(Task to carry out): Set down all of the data that follows word for word, without the images.

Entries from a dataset
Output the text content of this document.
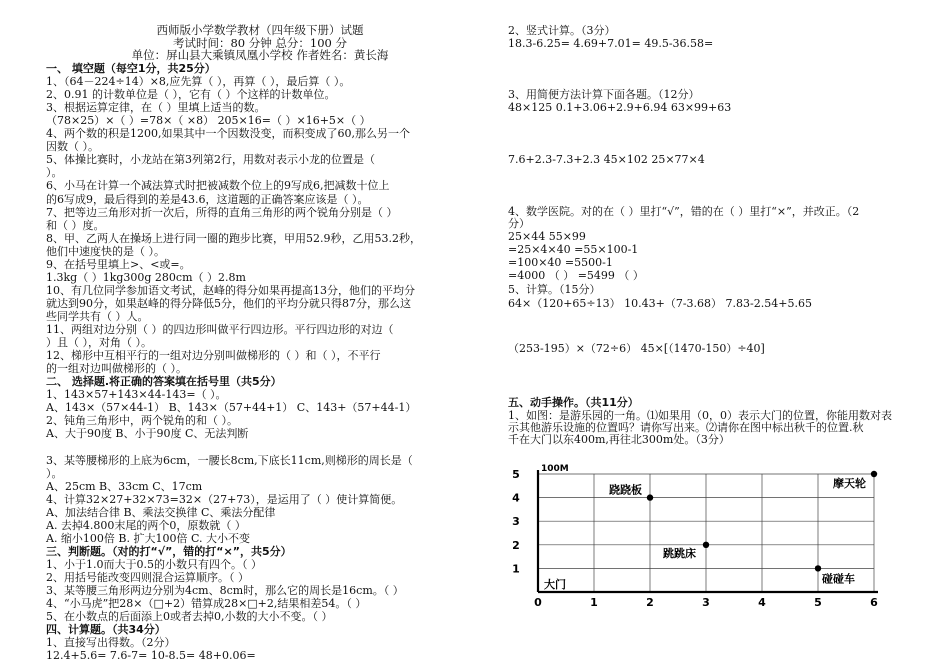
西师版小学数学教材（四年级下册）试题
考试时间：80 分钟 总分：100 分
单位：屏山县大乘镇凤凰小学校 作者姓名：黄长海
一、 填空题（每空1分，共25分）
1、（64－224÷14）×8,应先算（ ），再算（ ），最后算（ ）。
2、0.91 的计数单位是（ ），它有（ ）个这样的计数单位。
3、根据运算定律，在（ ）里填上适当的数。
（78×25）×（ ）=78×（ ×8） 205×16=（ ）×16+5×（ ）
4、两个数的积是1200,如果其中一个因数没变，而积变成了60,那么另一个
因数（ ）。
5、体操比赛时，小龙站在第3列第2行，用数对表示小龙的位置是（
）。
6、小马在计算一个减法算式时把被减数个位上的9写成6,把减数十位上
的6写成9，最后得到的差是43.6，这道题的正确答案应该是（ ）。
7、把等边三角形对折一次后，所得的直角三角形的两个锐角分别是（ ）
和（ ）度。
8、甲、乙两人在操场上进行同一圈的跑步比赛，甲用52.9秒，乙用53.2秒，
他们中速度快的是（ ）。
9、在括号里填上>、<或=。
1.3kg（ ）1kg300g 280cm（ ）2.8m
10、有几位同学参加语文考试，赵峰的得分如果再提高13分，他们的平均分
就达到90分，如果赵峰的得分降低5分，他们的平均分就只得87分，那么这
些同学共有（ ）人。
11、两组对边分别（ ）的四边形叫做平行四边形。平行四边形的对边（
）且（ ），对角（ ）。
12、梯形中互相平行的一组对边分别叫做梯形的（ ）和（ ），不平行
的一组对边叫做梯形的（ ）。
二、 选择题.将正确的答案填在括号里（共5分）
1、143×57+143×44-143=（ ）。
A、143×（57×44-1） B、143×（57+44+1） C、143+（57+44-1）
2、钝角三角形中，两个锐角的和（ ）。
A、大于90度 B、小于90度 C、无法判断
3、某等腰梯形的上底为6cm，一腰长8cm,下底长11cm,则梯形的周长是（
）。
A、25cm B、33cm C、17cm
4、计算32×27+32×73=32×（27+73），是运用了（ ）使计算简便。
A、加法结合律 B、乘法交换律 C、乘法分配律
A. 去掉4.800末尾的两个0，原数就（ ）
A. 缩小100倍 B. 扩大100倍 C. 大小不变
三、判断题。（对的打“√”，错的打“×”，共5分）
1、小于1.0而大于0.5的小数只有四个。（ ）
2、用括号能改变四则混合运算顺序。（ ）
3、某等腰三角形两边分别为4cm、8cm时，那么它的周长是16cm。（ ）
4、“小马虎”把28×（□+2）错算成28×□+2,结果相差54。（ ）
5、在小数点的后面添上0或者去掉0,小数的大小不变。（ ）
四、计算题。（共34分）
1、直接写出得数。（2分）
12.4+5.6= 7.6-7= 10-8.5= 48+0.06=
2、竖式计算。（3分）
18.3-6.25= 4.69+7.01= 49.5-36.58=
3、用简便方法计算下面各题。（12分）
48×125 0.1+3.06+2.9+6.94 63×99+63
7.6+2.3-7.3+2.3 45×102 25×77×4
4、数学医院。对的在（ ）里打“√”，错的在（ ）里打“×”，并改正。（2
分）
25×44 55×99
=25×4×40 =55×100-1
=100×40 =5500-1
=4000 （ ） =5499 （ ）
5、计算。（15分）
64×（120+65÷13） 10.43+（7-3.68） 7.83-2.54+5.65
（253-195）×（72÷6） 45×[（1470-150）÷40]
五、动手操作。（共11分）
1、如图：是游乐园的一角。⑴如果用（0，0）表示大门的位置，你能用数对表
示其他游乐设施的位置吗？请你写出来。⑵请你在图中标出秋千的位置.秋
千在大门以东400m,再往北300m处。（3分）
100M
0	1	2	3	4	5	6
1
2
3
4
5
大门
跷跷板
跳跳床
摩天轮
碰碰车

(Solution to the exercise):
Output the text content of this document.
西师版小学数学教材（四年级下册）试题
考试时间：80 分钟 总分：100 分
单位：屏山县大乘镇凤凰小学校 作者姓名：黄长海
一、 填空题（每空1分，共25分）
1、（64－224÷14）×8,应先算（ ），再算（ ），最后算（ ）。
2、0.91 的计数单位是（ ），它有（ ）个这样的计数单位。
3、根据运算定律，在（ ）里填上适当的数。
（78×25）×（ ）=78×（ ×8） 205×16=（ ）×16+5×（ ）
4、两个数的积是1200,如果其中一个因数没变，而积变成了60,那么另一个
因数（ ）。
5、体操比赛时，小龙站在第3列第2行，用数对表示小龙的位置是（
）。
6、小马在计算一个减法算式时把被减数个位上的9写成6,把减数十位上
的6写成9，最后得到的差是43.6，这道题的正确答案应该是（ ）。
7、把等边三角形对折一次后，所得的直角三角形的两个锐角分别是（ ）
和（ ）度。
8、甲、乙两人在操场上进行同一圈的跑步比赛，甲用52.9秒，乙用53.2秒，
他们中速度快的是（ ）。
9、在括号里填上>、<或=。
1.3kg（ ）1kg300g 280cm（ ）2.8m
10、有几位同学参加语文考试，赵峰的得分如果再提高13分，他们的平均分
就达到90分，如果赵峰的得分降低5分，他们的平均分就只得87分，那么这
些同学共有（ ）人。
11、两组对边分别（ ）的四边形叫做平行四边形。平行四边形的对边（
）且（ ），对角（ ）。
12、梯形中互相平行的一组对边分别叫做梯形的（ ）和（ ），不平行
的一组对边叫做梯形的（ ）。
二、 选择题.将正确的答案填在括号里（共5分）
1、143×57+143×44-143=（ ）。
A、143×（57×44-1） B、143×（57+44+1） C、143+（57+44-1）
2、钝角三角形中，两个锐角的和（ ）。
A、大于90度 B、小于90度 C、无法判断
3、某等腰梯形的上底为6cm，一腰长8cm,下底长11cm,则梯形的周长是（
）。
A、25cm B、33cm C、17cm
4、计算32×27+32×73=32×（27+73），是运用了（ ）使计算简便。
A、加法结合律 B、乘法交换律 C、乘法分配律
A. 去掉4.800末尾的两个0，原数就（ ）
A. 缩小100倍 B. 扩大100倍 C. 大小不变
三、判断题。（对的打“√”，错的打“×”，共5分）
1、小于1.0而大于0.5的小数只有四个。（ ）
2、用括号能改变四则混合运算顺序。（ ）
3、某等腰三角形两边分别为4cm、8cm时，那么它的周长是16cm。（ ）
4、“小马虎”把28×（□+2）错算成28×□+2,结果相差54。（ ）
5、在小数点的后面添上0或者去掉0,小数的大小不变。（ ）
四、计算题。（共34分）
1、直接写出得数。（2分）
12.4+5.6= 7.6-7= 10-8.5= 48+0.06=
2、竖式计算。（3分）
18.3-6.25= 4.69+7.01= 49.5-36.58=
3、用简便方法计算下面各题。（12分）
48×125 0.1+3.06+2.9+6.94 63×99+63
7.6+2.3-7.3+2.3 45×102 25×77×4
4、数学医院。对的在（ ）里打“√”，错的在（ ）里打“×”，并改正。（2
分）
25×44 55×99
=25×4×40 =55×100-1
=100×40 =5500-1
=4000 （ ） =5499 （ ）
5、计算。（15分）
64×（120+65÷13） 10.43+（7-3.68） 7.83-2.54+5.65
（253-195）×（72÷6） 45×[（1470-150）÷40]
五、动手操作。（共11分）
1、如图：是游乐园的一角。⑴如果用（0，0）表示大门的位置，你能用数对表
示其他游乐设施的位置吗？请你写出来。⑵请你在图中标出秋千的位置.秋
千在大门以东400m,再往北300m处。（3分）
100M
0	1	2	3	4	5	6
1
2
3
4
5
大门
跷跷板
跳跳床
摩天轮
碰碰车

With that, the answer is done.